(Dataset listings of figures)
□ □ □ □ □

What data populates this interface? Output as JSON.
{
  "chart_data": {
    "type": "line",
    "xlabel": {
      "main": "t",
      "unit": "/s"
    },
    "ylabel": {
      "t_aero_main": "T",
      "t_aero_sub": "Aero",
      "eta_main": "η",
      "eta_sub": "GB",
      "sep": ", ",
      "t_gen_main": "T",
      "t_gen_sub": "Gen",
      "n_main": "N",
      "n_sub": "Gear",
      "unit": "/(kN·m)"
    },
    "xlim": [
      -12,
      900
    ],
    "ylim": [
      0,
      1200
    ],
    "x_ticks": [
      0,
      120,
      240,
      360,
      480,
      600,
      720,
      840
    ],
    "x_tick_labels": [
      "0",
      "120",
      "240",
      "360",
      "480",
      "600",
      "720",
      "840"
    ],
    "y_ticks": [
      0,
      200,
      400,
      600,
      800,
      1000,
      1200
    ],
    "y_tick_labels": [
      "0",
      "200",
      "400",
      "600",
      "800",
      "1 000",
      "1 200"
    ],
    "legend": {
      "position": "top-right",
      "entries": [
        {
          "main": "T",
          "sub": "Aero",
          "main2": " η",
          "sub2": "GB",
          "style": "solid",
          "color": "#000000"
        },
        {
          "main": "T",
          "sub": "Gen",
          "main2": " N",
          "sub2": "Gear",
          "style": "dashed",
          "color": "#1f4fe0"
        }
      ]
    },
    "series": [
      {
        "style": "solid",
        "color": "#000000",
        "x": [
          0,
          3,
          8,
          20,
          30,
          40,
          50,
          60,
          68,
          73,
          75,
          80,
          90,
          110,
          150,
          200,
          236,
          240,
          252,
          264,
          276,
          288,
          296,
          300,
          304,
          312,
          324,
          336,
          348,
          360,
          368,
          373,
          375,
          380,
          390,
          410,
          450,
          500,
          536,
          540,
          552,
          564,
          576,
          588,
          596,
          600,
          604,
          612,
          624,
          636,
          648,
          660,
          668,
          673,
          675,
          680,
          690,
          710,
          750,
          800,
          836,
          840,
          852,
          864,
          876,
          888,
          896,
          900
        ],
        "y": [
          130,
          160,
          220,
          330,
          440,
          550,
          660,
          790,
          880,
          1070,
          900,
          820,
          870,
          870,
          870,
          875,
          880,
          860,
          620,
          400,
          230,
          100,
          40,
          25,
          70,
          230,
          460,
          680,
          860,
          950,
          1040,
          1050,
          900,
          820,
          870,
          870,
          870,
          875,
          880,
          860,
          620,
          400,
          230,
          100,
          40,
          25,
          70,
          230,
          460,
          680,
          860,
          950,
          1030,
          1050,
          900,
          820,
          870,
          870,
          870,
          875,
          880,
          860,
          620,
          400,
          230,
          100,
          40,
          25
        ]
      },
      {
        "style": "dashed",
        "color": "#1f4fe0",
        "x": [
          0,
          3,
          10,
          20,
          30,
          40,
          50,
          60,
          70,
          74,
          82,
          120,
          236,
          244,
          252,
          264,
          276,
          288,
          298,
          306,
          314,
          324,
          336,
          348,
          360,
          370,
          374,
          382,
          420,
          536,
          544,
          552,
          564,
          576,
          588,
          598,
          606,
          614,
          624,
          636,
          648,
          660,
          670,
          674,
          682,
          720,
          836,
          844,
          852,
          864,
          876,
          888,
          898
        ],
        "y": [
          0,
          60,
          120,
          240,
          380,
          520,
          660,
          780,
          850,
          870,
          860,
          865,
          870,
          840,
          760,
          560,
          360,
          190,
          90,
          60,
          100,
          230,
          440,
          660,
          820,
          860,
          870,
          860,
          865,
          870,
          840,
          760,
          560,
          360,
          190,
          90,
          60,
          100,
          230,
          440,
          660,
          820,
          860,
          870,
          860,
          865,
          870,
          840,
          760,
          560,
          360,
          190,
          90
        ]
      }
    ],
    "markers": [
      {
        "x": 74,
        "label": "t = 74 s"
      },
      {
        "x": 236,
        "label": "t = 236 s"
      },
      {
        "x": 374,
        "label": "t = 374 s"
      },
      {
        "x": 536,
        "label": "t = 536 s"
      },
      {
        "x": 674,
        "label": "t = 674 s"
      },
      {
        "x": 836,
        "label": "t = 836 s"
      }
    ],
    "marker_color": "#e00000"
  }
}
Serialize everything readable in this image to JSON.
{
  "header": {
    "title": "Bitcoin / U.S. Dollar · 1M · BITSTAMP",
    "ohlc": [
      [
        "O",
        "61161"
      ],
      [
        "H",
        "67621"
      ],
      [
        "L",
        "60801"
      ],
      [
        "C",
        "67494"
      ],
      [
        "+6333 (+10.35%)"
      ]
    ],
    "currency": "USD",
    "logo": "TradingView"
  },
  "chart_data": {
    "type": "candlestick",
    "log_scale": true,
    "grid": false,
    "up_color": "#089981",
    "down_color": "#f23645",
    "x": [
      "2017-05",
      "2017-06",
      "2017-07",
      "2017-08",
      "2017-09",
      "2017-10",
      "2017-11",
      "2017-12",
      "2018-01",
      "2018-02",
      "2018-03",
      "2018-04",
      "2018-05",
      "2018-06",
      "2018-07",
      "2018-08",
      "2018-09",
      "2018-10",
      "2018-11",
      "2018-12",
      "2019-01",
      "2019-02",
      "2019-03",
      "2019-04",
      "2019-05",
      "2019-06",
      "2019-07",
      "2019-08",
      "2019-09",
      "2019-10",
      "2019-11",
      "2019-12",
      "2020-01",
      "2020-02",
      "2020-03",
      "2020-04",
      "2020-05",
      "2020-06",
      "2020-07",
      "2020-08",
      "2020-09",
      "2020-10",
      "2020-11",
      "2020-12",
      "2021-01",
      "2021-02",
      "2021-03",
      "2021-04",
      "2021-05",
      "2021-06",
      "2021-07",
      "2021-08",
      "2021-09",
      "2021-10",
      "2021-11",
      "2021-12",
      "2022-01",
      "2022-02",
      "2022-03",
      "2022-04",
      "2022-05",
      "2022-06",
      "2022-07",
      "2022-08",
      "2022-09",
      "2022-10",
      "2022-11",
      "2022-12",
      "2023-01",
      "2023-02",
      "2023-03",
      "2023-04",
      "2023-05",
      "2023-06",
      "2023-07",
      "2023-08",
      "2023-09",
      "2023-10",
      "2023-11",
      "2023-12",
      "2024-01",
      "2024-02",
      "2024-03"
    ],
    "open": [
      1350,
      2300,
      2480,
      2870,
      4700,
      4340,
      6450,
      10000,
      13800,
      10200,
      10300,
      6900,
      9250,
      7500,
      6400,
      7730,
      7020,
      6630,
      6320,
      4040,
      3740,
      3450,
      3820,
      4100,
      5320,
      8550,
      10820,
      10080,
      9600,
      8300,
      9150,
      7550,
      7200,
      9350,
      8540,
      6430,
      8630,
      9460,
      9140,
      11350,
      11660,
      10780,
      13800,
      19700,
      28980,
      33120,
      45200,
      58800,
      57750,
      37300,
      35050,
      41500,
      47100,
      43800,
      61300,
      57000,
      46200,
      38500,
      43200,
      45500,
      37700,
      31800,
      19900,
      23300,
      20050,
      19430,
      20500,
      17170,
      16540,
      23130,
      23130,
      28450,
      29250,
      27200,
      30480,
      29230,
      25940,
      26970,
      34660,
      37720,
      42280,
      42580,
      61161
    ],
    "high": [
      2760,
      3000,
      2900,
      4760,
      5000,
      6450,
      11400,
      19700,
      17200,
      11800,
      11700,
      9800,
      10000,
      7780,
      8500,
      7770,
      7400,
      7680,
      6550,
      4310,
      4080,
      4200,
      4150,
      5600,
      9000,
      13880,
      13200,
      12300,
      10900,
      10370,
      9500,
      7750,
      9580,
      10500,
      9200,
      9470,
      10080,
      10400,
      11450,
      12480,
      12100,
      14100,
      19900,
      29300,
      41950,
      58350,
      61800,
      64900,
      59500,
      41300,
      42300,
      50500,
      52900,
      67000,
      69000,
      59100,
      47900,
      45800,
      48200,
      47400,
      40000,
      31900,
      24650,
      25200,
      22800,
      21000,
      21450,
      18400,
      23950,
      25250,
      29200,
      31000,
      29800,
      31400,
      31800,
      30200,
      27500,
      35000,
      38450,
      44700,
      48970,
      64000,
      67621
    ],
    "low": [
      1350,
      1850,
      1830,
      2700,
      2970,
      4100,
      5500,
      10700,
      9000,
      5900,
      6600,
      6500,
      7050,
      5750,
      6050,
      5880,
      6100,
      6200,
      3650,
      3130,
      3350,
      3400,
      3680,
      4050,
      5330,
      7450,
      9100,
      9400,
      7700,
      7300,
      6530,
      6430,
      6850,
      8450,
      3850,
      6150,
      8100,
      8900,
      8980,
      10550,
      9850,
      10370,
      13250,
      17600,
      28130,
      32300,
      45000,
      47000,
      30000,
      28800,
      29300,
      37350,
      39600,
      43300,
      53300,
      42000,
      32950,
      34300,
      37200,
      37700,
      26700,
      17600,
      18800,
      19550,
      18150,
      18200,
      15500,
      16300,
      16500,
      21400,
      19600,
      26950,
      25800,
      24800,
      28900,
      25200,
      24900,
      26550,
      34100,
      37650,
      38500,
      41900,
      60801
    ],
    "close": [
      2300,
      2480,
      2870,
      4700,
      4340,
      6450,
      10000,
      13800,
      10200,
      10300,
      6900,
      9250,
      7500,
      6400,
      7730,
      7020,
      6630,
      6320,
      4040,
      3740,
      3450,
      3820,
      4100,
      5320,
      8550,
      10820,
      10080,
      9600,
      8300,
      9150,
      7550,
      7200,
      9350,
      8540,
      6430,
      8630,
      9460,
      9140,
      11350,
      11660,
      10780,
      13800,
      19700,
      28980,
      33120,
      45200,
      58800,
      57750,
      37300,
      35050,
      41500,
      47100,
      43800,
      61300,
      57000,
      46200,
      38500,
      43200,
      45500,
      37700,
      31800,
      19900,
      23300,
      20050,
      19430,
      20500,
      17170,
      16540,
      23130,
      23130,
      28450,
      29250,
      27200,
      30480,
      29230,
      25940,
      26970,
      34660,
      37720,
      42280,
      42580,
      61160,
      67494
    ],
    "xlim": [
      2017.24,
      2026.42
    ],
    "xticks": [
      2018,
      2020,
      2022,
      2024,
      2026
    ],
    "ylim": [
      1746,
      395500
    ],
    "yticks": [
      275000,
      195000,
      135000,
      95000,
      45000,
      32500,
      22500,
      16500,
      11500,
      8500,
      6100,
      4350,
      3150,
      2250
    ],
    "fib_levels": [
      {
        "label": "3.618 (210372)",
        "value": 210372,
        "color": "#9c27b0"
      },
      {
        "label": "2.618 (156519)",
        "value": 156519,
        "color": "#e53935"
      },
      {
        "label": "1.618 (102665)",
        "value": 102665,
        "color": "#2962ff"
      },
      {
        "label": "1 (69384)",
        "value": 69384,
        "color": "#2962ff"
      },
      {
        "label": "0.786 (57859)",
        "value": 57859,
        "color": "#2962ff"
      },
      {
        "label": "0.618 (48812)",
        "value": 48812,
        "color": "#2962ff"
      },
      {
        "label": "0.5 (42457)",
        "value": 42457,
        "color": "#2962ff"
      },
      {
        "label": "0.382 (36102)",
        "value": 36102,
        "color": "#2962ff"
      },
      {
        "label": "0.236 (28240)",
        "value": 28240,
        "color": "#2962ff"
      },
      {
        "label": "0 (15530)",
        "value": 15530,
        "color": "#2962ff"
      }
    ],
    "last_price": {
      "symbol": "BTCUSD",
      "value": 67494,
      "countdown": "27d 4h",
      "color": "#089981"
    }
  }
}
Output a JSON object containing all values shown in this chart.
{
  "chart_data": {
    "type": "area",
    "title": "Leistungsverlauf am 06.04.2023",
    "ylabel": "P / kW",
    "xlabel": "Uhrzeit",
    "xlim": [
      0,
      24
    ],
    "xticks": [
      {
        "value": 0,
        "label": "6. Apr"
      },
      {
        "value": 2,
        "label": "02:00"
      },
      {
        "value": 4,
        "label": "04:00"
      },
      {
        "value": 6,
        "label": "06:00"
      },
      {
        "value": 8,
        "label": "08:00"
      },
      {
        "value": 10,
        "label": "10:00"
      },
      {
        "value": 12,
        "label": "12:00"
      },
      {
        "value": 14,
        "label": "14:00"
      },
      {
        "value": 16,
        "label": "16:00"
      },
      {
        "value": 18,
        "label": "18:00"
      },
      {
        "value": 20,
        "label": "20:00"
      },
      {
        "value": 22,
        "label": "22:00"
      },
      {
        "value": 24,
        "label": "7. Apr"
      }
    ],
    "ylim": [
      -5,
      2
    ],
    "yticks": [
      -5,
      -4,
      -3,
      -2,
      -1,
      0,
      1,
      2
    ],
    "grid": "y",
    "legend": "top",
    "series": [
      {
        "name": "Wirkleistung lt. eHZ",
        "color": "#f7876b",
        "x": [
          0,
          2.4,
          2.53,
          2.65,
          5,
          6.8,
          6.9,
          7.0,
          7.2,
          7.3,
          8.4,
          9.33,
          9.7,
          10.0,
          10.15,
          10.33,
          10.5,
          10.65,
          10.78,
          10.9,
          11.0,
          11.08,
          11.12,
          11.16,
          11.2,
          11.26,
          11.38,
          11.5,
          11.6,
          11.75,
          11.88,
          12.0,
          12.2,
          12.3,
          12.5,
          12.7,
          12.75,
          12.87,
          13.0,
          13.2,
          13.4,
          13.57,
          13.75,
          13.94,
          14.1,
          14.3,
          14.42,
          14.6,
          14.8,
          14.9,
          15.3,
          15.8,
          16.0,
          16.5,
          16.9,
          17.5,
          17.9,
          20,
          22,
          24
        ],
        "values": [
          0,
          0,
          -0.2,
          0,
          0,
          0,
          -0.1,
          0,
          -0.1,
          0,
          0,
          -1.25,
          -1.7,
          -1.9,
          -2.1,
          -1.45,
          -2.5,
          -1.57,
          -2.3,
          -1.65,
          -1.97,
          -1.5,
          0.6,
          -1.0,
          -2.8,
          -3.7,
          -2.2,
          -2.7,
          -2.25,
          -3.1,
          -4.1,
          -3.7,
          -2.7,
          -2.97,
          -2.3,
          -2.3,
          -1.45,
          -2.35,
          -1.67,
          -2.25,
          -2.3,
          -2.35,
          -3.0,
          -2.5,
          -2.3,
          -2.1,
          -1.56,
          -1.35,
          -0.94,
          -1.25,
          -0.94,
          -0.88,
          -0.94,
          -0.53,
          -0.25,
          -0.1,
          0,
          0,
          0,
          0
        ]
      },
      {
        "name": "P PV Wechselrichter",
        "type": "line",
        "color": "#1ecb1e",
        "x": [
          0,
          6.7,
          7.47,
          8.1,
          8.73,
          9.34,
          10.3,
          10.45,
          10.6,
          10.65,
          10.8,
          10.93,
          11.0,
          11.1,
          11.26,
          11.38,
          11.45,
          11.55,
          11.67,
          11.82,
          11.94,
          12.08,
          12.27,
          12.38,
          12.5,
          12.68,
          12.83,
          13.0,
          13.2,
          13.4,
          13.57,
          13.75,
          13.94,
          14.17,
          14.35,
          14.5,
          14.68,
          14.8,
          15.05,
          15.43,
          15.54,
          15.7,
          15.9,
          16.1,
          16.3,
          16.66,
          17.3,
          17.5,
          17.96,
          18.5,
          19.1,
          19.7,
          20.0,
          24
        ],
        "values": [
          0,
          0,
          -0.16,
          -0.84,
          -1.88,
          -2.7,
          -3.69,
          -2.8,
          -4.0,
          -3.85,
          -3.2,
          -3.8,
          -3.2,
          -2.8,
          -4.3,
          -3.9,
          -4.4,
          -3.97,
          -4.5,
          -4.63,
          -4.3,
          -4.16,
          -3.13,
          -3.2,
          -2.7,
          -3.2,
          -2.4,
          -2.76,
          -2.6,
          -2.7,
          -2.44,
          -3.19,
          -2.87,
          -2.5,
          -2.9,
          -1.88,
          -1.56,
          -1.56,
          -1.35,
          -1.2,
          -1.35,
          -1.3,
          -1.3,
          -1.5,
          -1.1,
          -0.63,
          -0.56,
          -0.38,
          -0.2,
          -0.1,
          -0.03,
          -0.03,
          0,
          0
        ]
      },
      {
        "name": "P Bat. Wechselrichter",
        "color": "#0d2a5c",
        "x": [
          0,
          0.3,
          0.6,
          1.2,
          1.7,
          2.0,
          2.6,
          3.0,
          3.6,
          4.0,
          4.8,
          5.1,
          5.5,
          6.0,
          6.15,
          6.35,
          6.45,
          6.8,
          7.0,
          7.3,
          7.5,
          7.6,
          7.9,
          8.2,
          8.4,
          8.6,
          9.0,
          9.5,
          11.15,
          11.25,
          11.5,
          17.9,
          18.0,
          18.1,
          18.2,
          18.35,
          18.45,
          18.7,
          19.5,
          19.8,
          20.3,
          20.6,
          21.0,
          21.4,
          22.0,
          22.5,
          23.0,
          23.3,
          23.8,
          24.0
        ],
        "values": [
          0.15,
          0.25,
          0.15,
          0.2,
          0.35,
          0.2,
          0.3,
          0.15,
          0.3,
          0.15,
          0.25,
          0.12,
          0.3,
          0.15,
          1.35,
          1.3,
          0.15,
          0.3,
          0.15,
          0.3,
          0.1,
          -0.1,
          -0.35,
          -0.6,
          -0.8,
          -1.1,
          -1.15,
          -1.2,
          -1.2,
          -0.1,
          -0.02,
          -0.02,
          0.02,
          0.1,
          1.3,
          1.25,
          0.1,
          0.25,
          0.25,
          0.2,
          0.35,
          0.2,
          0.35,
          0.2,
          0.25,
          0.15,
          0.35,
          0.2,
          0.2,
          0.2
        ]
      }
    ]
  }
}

□ □ □ □ □

__Goal of the exercise__.
Filter the entries down to the lines containing "JSON". Copy each of those lines.

__Exercise result__.
What data populates this interface? Output as JSON.
Serialize everything readable in this image to JSON.
Output a JSON object containing all values shown in this chart.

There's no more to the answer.